--- Start PAGE EXCERPT ---
NATURE AND SURVIVAL OF REPRESENTATIONS AND WARRANTIES

     13.1 Nature of Statements.  All, but only those, statements
contained in this Agreement or any Disclosure Schedule or certificate
delivered or by on behalf of a Party under this Agreement shall be
deemed representations and warranties made by that Party in connection
with the transactions contemplated by this Agreement.

     13.2 Survival of Representations, Warranties and Covenants. 
Regardless of any investigation made at any time by or on behalf of any
Party or of any information any Party may have as a result of any such
investigation, all representations and warranties made in or pursuant
to this Agreement (including in any Disclosure Schedule or certificate
delivered under this Agreement) shall, except as otherwise provided in
this Section 13.2, terminate on the Closing Date.  The representations
and warranties made by Laidlaw and Seller in Sections 4.12 and 4.16 and
the representations and warranties made by Purchaser in Sections 5.12
and 5.16 shall survive until the sixth anniversary of the Closing Date.
--- End PAGE EXCERPT ---
--- Start SUPPLIED INFORMATION ---
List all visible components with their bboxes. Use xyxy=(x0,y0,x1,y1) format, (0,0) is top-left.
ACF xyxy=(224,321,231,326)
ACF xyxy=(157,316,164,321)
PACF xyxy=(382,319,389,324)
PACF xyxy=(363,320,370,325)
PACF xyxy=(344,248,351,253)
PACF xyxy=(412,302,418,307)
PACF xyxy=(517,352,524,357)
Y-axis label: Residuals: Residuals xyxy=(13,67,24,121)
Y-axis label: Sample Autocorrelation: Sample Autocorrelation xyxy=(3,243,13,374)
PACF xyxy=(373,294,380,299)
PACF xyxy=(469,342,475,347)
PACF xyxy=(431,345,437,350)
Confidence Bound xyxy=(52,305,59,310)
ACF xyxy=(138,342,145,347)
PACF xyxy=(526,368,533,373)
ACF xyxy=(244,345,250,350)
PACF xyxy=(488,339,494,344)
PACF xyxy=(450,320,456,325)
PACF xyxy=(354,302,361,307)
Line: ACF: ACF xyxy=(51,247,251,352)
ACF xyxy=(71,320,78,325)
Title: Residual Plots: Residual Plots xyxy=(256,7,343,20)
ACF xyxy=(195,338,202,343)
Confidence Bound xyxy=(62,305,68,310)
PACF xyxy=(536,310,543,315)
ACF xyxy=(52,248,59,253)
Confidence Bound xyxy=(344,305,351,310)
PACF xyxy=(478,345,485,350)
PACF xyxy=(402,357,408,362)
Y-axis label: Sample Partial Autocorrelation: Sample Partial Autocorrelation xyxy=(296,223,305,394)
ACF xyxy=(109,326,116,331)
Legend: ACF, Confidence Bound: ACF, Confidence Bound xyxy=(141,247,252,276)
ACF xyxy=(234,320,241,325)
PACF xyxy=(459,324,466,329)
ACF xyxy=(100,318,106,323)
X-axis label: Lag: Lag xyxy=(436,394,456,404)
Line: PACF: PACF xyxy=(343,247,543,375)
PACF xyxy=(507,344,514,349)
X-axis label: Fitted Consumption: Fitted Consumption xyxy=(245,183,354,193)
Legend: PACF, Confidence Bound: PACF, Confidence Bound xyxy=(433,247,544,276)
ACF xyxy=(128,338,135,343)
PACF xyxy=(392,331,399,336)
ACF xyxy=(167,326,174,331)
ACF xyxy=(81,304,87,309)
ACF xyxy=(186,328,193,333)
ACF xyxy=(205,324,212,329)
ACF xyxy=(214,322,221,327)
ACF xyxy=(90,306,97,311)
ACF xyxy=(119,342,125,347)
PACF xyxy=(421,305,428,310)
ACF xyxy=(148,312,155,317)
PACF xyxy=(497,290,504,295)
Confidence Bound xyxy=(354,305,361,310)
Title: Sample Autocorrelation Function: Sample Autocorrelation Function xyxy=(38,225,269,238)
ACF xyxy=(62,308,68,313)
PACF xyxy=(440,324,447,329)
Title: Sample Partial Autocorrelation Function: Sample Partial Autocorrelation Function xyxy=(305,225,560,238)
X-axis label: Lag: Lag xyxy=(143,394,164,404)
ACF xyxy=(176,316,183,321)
--- End SUPPLIED INFORMATION ---
**WHAT TO DO**
A. In the agreement excerpt on representations and warranties, write out the passage from "13.1 Nature of" to "by this Agreement.".
B. According to the agreement excerpt on representations and warranties, how long do the representations and warranties made by Purchaser in Sections 5.12 and 5.16 survive?

**ANSWERS PROVIDED**
A.
13.1 Nature of Statements.  All, but only those, statements
contained in this Agreement or any Disclosure Schedule or certificate
delivered or by on behalf of a Party under this Agreement shall be
deemed representations and warranties made by that Party in connection
with the transactions contemplated by this Agreement.

B. They survive until the sixth anniversary of the Closing Date.